STORED RECORDS —
□ □ □ □ □ □ □
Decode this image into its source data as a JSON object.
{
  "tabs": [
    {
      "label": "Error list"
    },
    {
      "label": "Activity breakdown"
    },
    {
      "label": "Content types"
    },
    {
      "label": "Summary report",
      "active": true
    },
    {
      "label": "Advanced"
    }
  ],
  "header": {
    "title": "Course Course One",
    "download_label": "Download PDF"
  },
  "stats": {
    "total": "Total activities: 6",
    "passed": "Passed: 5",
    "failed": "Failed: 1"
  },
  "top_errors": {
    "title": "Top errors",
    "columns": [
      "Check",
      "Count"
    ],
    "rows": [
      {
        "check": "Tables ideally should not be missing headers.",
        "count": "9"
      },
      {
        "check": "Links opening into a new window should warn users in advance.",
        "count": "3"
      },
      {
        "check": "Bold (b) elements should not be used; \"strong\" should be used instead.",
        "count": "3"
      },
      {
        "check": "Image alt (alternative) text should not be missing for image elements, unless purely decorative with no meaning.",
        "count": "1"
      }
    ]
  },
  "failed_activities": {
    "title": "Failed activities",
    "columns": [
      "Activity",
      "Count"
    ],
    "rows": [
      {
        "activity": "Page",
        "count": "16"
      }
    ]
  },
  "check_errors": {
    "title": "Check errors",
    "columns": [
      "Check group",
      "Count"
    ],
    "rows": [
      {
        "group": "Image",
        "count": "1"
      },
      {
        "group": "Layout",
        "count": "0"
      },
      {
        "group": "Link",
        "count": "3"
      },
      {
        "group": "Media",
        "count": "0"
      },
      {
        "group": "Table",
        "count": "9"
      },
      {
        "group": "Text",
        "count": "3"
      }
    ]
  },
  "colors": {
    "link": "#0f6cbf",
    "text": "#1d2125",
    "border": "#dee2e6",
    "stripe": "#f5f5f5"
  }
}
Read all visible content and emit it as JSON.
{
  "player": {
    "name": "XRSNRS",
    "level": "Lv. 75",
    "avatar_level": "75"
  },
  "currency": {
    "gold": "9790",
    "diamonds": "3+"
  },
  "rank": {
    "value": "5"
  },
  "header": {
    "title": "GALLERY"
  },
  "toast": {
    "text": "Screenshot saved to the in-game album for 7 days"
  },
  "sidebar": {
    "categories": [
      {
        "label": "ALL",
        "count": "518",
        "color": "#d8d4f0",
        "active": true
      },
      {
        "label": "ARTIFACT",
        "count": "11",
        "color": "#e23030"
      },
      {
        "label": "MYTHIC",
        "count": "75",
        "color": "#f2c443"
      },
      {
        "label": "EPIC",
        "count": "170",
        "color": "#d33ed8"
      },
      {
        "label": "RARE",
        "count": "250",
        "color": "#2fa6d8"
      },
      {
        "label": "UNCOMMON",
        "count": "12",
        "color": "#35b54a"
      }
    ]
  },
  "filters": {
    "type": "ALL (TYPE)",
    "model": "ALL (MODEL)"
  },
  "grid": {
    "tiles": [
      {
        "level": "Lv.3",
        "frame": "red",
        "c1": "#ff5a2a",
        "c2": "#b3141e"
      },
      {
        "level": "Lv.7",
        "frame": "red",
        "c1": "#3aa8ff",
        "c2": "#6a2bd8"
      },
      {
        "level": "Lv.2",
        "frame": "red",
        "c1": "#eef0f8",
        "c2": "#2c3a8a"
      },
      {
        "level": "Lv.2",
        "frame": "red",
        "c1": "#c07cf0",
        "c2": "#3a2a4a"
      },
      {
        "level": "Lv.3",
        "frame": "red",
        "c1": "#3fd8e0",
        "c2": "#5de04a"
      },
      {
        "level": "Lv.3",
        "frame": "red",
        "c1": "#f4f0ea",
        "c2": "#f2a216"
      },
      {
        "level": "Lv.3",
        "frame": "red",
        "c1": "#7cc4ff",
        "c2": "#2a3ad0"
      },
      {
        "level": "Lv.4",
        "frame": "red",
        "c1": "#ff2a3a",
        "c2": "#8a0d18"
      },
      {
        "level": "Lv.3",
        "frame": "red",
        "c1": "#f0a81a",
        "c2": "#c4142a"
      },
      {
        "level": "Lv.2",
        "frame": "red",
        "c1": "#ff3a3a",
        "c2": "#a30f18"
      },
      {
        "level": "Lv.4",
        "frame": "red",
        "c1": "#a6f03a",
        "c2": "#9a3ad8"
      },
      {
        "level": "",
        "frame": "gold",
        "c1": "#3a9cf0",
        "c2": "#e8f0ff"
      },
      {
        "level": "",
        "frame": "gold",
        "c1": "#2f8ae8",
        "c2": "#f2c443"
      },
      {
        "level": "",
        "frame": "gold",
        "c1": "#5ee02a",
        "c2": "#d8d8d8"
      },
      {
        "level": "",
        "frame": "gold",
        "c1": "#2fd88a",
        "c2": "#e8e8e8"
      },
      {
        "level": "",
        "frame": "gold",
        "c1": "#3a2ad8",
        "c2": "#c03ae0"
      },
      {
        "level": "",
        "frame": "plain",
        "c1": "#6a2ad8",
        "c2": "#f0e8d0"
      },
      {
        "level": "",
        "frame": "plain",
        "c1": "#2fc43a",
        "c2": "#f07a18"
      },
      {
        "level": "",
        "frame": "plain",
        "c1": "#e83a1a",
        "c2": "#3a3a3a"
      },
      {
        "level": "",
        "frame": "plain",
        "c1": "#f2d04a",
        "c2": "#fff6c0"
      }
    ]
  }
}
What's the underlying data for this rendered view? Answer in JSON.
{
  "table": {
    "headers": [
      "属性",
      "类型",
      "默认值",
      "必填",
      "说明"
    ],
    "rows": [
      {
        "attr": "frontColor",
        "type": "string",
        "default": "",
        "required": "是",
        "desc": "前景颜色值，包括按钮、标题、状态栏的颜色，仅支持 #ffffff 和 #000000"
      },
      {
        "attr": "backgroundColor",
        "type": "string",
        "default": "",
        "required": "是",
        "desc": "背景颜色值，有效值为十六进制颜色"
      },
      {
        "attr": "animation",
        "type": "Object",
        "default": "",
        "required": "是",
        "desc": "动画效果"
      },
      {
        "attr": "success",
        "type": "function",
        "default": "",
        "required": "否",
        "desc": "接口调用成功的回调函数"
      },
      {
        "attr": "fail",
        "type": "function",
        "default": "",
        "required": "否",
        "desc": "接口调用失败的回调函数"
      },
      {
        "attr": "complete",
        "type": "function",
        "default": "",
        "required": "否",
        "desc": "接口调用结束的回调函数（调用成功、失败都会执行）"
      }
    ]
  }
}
□ □ □ □ □ □ □
TASK DETAILS — Find each line that has the word "this", then copy it out.

EXPECTED ANSWER —
Decode this image into its source data as a JSON object.
What's the underlying data for this rendered view? Answer in JSON.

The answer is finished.